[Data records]
|---|
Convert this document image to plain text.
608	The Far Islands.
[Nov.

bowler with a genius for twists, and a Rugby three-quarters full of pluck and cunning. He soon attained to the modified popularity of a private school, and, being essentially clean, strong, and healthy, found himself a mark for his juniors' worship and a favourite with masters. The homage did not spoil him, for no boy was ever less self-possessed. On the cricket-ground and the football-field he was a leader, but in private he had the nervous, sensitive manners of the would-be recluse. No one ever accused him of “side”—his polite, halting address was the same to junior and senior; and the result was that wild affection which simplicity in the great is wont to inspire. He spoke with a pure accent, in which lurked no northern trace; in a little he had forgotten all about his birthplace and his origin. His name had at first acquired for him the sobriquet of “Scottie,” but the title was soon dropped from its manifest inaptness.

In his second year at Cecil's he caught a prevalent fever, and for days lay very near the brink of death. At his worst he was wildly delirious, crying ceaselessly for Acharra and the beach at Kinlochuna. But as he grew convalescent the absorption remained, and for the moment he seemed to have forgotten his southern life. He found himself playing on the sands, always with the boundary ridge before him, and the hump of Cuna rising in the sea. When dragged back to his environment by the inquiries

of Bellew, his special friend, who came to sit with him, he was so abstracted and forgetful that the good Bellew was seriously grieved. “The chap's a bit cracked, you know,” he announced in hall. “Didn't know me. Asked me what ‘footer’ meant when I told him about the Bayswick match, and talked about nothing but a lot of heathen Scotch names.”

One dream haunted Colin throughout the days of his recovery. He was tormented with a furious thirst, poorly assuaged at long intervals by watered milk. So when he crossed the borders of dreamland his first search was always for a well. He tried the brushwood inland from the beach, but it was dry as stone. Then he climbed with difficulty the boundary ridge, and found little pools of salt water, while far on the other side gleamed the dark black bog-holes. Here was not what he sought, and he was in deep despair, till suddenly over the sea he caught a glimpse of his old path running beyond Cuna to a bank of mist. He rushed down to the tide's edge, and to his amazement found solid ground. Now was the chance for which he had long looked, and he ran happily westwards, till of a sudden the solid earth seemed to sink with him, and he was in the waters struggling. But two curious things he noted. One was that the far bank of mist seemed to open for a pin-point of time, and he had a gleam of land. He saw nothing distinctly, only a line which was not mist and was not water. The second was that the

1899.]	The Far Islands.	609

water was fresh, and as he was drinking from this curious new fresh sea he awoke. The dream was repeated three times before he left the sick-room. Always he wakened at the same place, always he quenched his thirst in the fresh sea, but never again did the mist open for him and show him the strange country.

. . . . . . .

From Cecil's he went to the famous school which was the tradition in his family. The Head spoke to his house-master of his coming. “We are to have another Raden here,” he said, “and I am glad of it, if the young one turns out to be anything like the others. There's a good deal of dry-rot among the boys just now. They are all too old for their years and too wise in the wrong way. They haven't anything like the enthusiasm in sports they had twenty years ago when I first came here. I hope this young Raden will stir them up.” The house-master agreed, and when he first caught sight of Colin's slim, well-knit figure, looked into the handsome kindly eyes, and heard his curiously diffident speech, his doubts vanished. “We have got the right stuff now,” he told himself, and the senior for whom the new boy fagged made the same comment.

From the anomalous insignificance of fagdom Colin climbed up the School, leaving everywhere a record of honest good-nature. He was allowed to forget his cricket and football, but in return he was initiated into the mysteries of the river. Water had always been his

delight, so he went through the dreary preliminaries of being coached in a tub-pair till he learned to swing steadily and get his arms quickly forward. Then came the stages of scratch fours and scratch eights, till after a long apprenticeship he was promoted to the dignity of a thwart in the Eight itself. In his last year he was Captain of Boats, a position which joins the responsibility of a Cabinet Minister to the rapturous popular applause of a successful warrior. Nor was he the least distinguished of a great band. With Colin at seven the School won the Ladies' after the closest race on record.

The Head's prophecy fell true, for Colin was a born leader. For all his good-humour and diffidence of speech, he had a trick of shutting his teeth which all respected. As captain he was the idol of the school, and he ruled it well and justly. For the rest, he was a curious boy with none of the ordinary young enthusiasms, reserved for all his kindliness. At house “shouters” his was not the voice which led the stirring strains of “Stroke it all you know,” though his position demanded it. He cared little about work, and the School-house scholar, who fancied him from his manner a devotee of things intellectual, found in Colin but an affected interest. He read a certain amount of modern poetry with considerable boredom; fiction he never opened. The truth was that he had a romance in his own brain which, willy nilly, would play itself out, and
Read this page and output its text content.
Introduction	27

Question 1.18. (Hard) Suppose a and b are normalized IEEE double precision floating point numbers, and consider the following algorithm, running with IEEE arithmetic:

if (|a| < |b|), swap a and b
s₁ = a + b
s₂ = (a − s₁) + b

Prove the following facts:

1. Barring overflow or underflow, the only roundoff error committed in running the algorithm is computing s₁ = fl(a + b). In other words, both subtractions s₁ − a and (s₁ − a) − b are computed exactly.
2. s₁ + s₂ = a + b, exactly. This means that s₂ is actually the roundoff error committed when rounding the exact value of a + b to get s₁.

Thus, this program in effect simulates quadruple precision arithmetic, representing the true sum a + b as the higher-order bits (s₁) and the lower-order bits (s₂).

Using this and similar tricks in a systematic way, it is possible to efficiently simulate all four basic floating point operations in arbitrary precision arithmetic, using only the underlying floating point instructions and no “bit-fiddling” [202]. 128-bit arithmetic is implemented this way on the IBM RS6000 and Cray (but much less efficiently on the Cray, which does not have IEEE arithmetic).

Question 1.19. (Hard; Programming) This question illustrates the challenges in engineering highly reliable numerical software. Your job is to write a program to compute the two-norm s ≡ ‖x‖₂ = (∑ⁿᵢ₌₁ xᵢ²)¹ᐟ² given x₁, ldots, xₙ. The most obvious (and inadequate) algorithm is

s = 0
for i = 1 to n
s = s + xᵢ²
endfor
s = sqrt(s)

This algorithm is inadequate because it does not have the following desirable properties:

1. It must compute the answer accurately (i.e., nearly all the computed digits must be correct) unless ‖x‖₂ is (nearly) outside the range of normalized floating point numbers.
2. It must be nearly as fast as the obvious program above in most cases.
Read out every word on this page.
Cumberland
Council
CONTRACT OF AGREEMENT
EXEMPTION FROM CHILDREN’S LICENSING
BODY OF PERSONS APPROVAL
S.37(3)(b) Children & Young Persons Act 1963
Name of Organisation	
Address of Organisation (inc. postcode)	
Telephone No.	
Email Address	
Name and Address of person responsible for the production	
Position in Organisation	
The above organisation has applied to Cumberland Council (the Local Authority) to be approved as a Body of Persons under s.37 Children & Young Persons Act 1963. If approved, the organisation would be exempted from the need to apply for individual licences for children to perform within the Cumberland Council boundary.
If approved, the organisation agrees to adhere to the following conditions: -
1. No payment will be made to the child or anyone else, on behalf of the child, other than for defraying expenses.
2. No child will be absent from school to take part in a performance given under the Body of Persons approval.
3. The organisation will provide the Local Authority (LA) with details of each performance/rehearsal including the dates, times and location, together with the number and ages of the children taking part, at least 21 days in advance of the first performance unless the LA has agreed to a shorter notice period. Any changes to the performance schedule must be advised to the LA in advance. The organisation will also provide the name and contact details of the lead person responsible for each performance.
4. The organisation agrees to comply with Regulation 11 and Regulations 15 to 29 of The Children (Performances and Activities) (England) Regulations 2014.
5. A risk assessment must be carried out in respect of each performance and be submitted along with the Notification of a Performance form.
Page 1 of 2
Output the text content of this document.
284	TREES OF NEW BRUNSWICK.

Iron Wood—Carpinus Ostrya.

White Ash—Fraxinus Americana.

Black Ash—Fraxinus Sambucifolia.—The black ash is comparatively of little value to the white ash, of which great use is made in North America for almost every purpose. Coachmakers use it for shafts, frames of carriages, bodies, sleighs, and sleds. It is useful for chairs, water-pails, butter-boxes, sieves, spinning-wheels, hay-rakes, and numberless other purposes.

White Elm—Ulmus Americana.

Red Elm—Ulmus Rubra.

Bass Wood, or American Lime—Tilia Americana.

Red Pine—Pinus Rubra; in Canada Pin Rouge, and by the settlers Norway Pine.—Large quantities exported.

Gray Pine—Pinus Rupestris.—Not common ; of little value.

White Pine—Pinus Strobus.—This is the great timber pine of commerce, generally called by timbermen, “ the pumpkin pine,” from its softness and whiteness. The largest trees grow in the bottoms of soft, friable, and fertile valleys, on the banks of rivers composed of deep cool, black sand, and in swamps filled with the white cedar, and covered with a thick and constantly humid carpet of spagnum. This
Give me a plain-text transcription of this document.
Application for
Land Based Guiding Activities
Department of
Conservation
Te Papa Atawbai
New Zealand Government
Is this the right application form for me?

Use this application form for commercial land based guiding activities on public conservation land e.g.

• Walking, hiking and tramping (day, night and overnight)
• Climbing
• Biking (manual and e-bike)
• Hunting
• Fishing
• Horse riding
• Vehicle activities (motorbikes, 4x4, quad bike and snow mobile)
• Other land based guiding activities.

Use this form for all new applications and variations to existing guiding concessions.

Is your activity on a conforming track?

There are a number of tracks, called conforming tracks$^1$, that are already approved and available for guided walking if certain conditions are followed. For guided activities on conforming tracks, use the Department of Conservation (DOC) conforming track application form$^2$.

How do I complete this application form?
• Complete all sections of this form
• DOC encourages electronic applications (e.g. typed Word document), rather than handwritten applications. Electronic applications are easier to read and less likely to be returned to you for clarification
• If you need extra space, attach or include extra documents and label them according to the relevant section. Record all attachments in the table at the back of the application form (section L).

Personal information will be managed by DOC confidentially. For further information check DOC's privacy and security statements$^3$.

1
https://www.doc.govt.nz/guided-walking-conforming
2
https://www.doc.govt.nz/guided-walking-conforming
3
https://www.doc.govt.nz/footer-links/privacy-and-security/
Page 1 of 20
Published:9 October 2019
|---|
- **STATED GOAL**:
Say how many lines of the material contain the word "Fraxinus", with no other text.

- **RESULT**:
2